> _What is expected_
What number of lines contain the word "fall"? Reply with the number and nothing else.

> _Material to process_
------------------------------

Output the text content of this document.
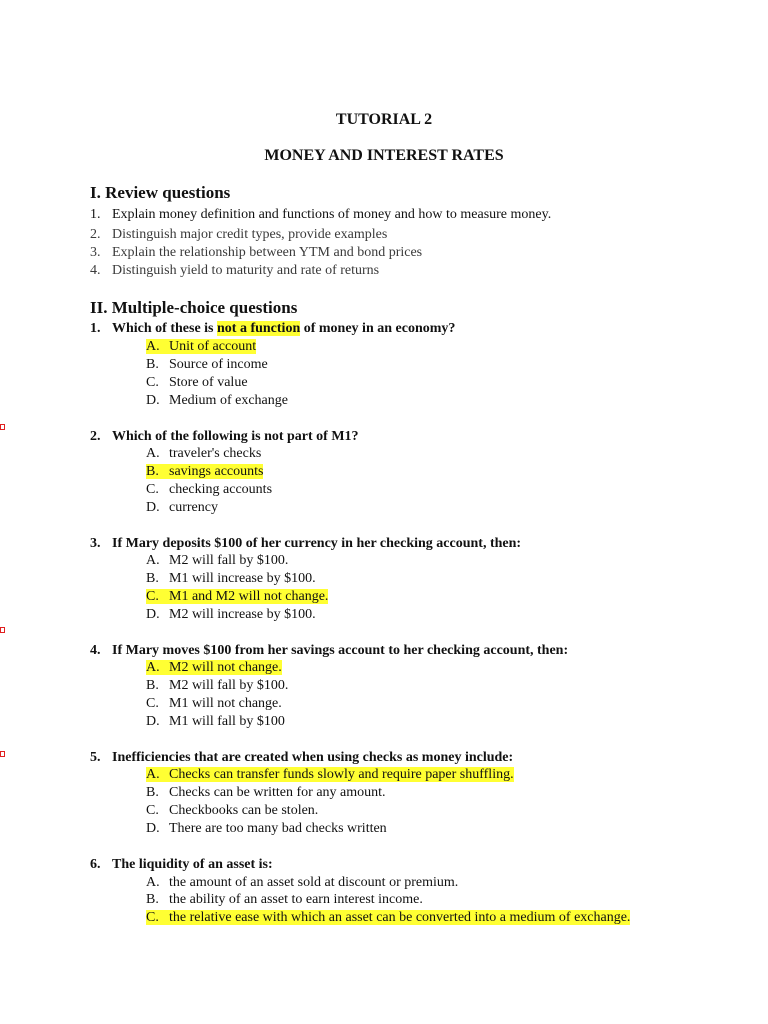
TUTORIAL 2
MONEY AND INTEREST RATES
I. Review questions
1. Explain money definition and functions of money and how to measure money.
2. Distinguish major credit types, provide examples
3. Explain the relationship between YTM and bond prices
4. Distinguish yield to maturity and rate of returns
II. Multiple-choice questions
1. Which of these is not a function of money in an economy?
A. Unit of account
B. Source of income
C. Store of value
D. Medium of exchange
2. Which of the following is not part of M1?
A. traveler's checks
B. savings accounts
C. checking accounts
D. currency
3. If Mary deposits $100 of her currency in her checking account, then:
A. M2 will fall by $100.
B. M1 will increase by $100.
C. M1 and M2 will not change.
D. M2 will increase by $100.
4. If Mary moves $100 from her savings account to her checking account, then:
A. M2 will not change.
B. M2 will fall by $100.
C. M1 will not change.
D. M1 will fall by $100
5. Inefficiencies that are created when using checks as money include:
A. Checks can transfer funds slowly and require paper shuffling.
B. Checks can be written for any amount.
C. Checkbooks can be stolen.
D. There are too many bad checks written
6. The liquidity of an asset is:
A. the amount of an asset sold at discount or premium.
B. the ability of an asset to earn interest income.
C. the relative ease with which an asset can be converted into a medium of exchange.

------------------------------

> _Reply_
3